--- Provided data ---

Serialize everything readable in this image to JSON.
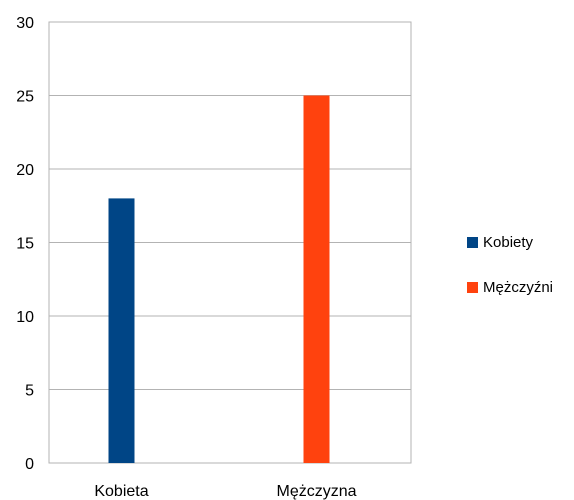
{
  "chart_data": {
    "type": "bar",
    "categories": [
      "Kobieta",
      "Mężczyzna"
    ],
    "series": [
      {
        "name": "Kobiety",
        "values": [
          18,
          null
        ],
        "color": "#004586"
      },
      {
        "name": "Mężczyźni",
        "values": [
          null,
          25
        ],
        "color": "#ff420e"
      }
    ],
    "title": "",
    "xlabel": "",
    "ylabel": "",
    "ylim": [
      0,
      30
    ],
    "yticks": [
      0,
      5,
      10,
      15,
      20,
      25,
      30
    ],
    "grid": true,
    "legend_position": "right"
  }
}
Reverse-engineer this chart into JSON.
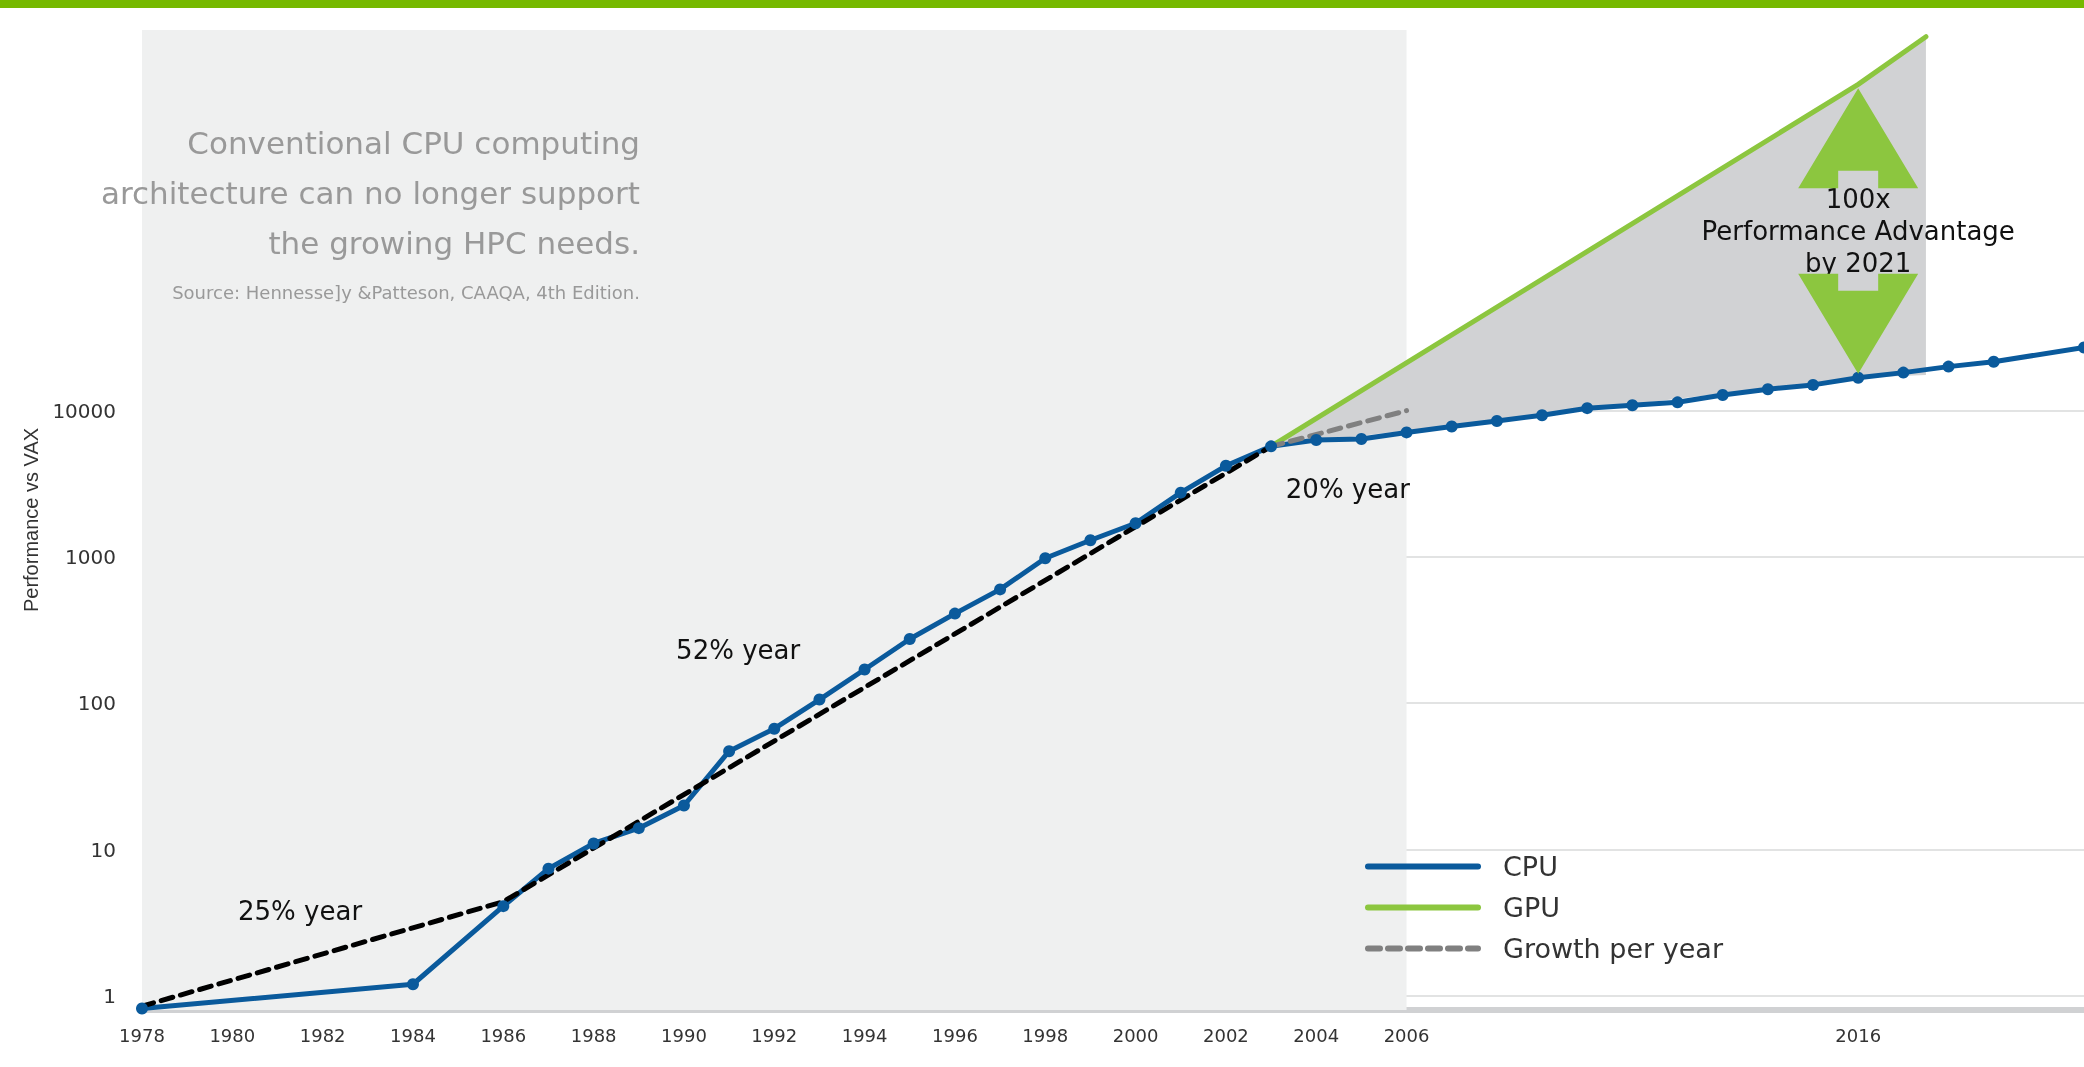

---

Omit the pictures and output all of the other material exactly.

Serialize everything readable in this image to JSON.
{
  "chart_data": {
    "type": "bar",
    "categories": [
      "Kobieta",
      "Mężczyzna"
    ],
    "series": [
      {
        "name": "Kobiety",
        "values": [
          18,
          null
        ],
        "color": "#004586"
      },
      {
        "name": "Mężczyźni",
        "values": [
          null,
          25
        ],
        "color": "#ff420e"
      }
    ],
    "title": "",
    "xlabel": "",
    "ylabel": "",
    "ylim": [
      0,
      30
    ],
    "yticks": [
      0,
      5,
      10,
      15,
      20,
      25,
      30
    ],
    "grid": true,
    "legend_position": "right"
  }
}
Reverse-engineer this chart into JSON.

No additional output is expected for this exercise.